_Given problem_:
Copy every line of the entries that includes the word "Thăng".

++++ Dataset extract ++++

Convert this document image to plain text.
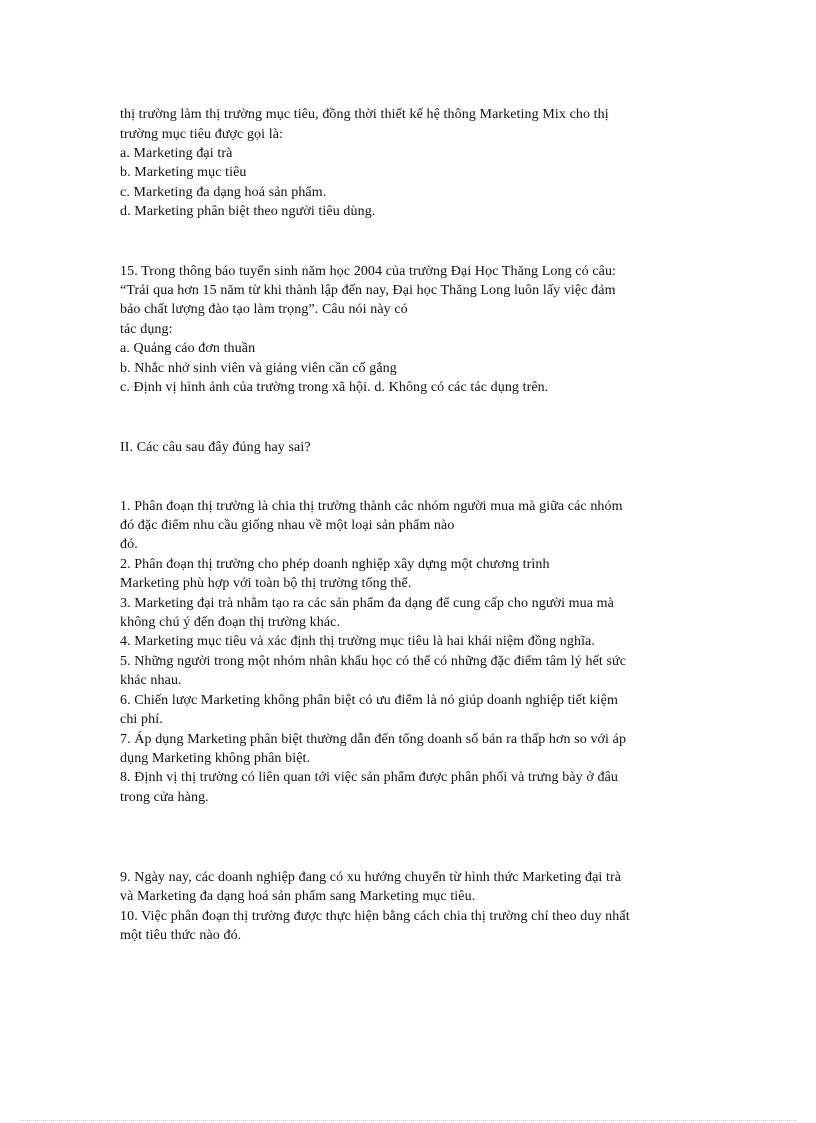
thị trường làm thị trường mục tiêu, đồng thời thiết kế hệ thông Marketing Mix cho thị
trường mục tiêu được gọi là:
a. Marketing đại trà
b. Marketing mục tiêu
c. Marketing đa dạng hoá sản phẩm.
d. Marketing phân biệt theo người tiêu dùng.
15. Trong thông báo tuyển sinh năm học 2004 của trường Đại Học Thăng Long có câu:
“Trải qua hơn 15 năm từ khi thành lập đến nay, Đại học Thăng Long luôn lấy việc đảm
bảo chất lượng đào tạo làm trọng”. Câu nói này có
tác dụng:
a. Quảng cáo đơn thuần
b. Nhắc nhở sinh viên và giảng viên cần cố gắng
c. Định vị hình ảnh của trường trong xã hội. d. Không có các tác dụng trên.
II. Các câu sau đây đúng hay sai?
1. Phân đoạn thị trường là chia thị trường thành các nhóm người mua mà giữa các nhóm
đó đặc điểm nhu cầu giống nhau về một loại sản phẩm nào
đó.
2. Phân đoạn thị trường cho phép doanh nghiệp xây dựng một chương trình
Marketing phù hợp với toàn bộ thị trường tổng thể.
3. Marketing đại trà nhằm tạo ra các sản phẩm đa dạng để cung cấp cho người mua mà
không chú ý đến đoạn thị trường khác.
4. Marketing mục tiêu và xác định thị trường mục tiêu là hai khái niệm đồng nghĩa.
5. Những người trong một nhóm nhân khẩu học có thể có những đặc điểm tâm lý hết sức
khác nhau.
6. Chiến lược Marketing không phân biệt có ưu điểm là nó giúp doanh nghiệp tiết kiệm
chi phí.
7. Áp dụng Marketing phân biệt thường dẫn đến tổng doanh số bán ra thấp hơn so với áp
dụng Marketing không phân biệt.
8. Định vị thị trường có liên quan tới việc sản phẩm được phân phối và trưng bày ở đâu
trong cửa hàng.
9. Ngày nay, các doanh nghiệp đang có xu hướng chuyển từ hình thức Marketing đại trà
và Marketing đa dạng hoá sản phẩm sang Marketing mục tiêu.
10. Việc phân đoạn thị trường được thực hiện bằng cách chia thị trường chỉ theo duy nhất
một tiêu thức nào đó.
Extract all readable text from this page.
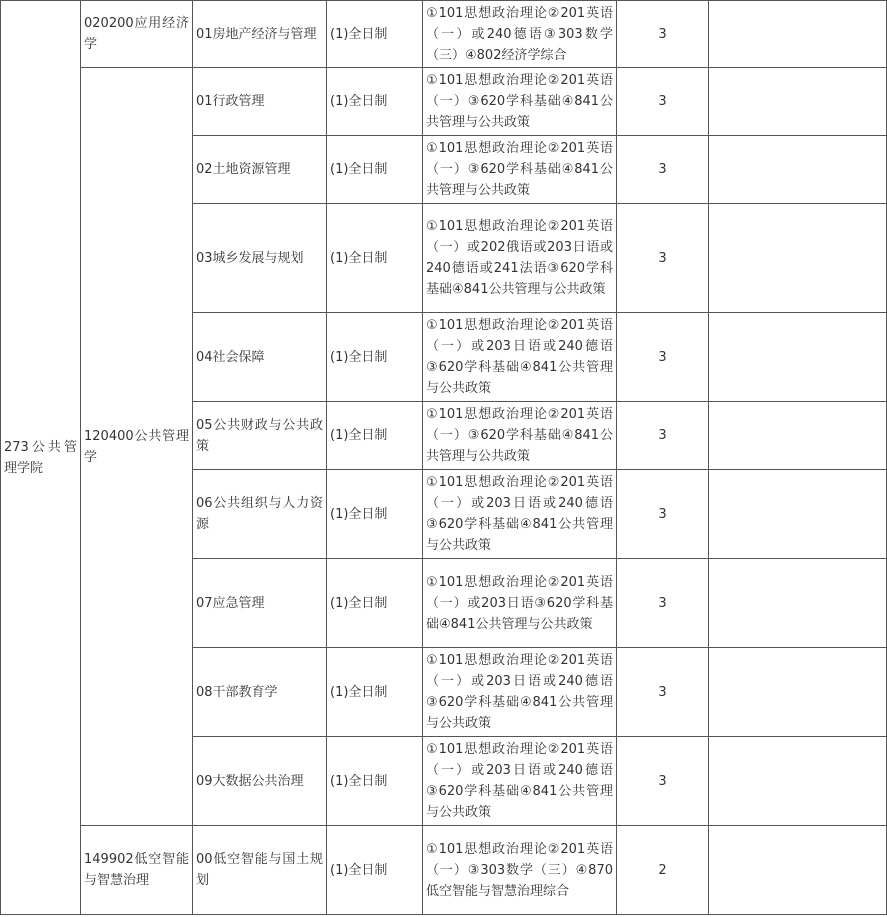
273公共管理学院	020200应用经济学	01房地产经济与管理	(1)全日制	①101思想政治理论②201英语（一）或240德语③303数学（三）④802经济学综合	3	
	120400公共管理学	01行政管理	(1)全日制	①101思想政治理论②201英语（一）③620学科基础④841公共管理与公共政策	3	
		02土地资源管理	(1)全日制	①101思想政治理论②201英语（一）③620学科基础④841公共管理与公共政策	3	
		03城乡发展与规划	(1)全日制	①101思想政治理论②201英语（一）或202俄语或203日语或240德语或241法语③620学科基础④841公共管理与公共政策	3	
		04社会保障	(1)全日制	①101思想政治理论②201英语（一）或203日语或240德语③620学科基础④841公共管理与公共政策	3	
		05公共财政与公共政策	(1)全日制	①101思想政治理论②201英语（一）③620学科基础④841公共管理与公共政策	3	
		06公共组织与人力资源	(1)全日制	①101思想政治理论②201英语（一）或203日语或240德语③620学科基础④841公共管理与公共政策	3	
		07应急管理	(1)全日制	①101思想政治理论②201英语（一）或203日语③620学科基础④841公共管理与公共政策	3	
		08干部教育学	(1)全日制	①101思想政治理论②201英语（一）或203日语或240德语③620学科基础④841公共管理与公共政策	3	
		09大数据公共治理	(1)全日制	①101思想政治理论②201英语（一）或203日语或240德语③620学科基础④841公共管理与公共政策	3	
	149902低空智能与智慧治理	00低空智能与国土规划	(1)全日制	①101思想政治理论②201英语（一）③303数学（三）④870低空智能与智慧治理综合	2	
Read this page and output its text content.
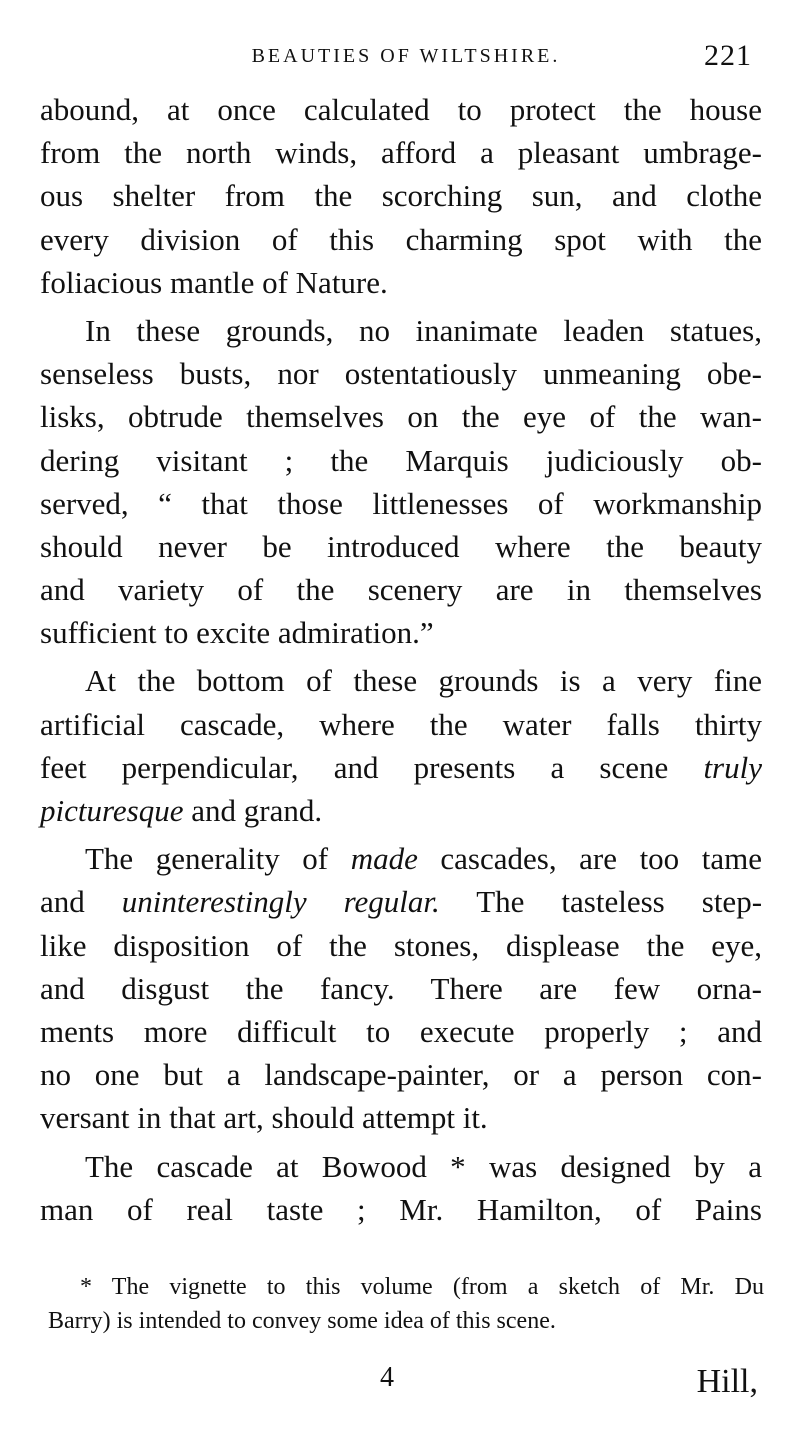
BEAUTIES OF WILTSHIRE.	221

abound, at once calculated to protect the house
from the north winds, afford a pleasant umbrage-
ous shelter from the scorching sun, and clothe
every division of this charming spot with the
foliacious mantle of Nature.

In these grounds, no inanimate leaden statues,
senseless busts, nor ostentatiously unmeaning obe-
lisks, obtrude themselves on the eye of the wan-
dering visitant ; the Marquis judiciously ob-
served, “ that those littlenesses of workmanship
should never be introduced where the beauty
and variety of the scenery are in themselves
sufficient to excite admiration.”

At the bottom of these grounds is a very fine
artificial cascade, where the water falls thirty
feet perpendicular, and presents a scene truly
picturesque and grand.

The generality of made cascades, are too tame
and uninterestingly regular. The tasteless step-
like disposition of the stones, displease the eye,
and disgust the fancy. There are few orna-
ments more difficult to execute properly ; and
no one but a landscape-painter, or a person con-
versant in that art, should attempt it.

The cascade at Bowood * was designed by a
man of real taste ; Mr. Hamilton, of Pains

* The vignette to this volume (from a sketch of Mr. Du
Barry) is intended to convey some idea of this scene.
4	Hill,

++++

_Task solution_:
15. Trong thông báo tuyển sinh năm học 2004 của trường Đại Học Thăng Long có câu:
“Trải qua hơn 15 năm từ khi thành lập đến nay, Đại học Thăng Long luôn lấy việc đảm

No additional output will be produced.